*Raw records*:
>> Begin

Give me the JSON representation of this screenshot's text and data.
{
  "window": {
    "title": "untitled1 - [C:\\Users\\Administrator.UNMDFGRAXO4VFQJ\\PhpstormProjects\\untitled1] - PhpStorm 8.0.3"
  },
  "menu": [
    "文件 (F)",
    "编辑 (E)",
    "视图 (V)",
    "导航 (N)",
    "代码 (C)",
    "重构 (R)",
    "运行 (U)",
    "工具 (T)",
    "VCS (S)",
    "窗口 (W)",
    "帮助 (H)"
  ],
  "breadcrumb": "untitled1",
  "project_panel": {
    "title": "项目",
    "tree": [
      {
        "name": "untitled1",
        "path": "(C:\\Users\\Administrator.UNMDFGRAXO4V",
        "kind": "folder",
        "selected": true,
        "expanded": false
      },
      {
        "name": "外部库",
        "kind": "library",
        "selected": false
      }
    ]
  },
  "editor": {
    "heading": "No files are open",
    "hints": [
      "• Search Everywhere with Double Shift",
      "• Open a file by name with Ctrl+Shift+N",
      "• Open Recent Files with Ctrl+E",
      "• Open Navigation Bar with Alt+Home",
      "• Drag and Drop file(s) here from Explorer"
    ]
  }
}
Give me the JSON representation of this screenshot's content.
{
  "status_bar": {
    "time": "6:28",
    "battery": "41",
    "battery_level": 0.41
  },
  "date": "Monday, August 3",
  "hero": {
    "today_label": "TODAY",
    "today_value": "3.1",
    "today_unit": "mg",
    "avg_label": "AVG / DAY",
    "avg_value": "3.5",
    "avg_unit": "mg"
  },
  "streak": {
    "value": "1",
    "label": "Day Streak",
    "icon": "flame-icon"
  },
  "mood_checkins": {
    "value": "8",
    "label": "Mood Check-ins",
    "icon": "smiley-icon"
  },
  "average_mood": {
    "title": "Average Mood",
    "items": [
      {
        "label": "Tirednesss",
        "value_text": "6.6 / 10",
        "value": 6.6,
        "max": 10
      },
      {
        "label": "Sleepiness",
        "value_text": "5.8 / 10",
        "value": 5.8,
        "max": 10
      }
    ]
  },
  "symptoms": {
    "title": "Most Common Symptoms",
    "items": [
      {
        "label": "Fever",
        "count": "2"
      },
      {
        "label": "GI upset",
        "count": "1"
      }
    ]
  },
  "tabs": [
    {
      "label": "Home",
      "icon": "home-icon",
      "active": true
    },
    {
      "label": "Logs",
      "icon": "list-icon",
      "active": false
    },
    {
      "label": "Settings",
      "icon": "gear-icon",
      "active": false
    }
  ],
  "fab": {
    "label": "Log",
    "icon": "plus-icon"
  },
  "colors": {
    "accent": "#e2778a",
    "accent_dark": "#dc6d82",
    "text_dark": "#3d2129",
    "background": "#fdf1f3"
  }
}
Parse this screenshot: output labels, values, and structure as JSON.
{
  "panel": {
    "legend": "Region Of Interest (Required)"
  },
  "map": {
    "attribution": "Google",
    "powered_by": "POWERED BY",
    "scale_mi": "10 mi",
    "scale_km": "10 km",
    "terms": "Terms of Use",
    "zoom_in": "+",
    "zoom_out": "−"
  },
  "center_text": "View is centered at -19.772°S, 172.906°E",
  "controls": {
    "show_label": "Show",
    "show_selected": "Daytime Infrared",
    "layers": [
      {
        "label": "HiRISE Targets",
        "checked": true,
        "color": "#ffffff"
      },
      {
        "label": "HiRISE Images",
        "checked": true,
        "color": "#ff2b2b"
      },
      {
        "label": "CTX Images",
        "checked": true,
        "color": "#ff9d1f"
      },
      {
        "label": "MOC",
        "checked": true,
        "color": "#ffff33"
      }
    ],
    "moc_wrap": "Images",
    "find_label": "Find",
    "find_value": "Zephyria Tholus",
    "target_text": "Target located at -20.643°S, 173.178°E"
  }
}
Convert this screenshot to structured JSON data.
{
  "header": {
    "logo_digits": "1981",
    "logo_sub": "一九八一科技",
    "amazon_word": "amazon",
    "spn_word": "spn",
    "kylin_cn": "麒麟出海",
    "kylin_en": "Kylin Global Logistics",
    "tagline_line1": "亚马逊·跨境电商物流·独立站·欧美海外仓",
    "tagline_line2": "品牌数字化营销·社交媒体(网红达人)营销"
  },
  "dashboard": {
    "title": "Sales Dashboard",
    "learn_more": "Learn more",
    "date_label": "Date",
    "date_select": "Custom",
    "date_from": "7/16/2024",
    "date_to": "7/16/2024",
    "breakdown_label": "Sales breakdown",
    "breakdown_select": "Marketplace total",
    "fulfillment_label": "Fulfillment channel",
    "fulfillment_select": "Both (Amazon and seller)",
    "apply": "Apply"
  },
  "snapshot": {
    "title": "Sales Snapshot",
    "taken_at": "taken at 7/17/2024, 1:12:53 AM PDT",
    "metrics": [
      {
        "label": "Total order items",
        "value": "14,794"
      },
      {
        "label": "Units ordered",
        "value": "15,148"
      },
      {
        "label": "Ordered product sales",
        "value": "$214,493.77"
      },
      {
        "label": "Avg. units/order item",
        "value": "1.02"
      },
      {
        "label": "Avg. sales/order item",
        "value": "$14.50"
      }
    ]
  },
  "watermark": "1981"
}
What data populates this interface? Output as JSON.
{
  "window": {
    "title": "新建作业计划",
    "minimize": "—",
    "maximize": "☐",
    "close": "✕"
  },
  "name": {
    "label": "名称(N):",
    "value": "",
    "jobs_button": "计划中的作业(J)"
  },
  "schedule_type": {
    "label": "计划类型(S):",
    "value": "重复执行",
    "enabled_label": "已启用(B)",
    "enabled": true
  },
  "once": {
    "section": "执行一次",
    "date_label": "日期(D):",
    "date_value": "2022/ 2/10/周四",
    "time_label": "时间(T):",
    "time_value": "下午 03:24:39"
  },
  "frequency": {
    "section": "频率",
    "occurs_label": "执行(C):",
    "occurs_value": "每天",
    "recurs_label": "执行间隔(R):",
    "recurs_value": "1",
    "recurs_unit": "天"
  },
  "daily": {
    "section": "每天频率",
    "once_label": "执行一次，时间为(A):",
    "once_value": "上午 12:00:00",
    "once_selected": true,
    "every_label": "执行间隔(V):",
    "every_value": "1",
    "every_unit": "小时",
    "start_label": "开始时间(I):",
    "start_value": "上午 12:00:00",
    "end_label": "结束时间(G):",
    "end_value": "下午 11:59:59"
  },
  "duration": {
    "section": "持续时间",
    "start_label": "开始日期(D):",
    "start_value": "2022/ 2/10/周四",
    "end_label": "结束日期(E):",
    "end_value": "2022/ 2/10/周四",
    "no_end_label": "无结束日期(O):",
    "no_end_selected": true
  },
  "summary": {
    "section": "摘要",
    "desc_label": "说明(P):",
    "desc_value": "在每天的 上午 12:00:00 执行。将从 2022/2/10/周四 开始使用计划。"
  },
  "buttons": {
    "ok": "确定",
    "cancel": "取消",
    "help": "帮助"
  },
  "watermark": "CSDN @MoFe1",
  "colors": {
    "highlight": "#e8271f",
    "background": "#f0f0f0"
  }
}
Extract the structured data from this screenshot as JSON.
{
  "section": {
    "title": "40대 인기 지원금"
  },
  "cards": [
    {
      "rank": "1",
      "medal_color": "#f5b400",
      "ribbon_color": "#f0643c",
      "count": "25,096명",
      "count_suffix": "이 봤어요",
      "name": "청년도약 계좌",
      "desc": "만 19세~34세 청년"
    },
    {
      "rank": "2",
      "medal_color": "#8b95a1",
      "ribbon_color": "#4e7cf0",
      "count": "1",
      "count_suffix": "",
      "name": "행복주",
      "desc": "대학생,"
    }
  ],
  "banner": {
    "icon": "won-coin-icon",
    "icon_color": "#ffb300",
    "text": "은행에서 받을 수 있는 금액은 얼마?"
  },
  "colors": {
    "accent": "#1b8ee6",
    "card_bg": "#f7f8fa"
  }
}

>> End

Return each line among the entries that holds the word "background".

*The completed task*:
    "background": "#fdf1f3"
    "background": "#f0f0f0"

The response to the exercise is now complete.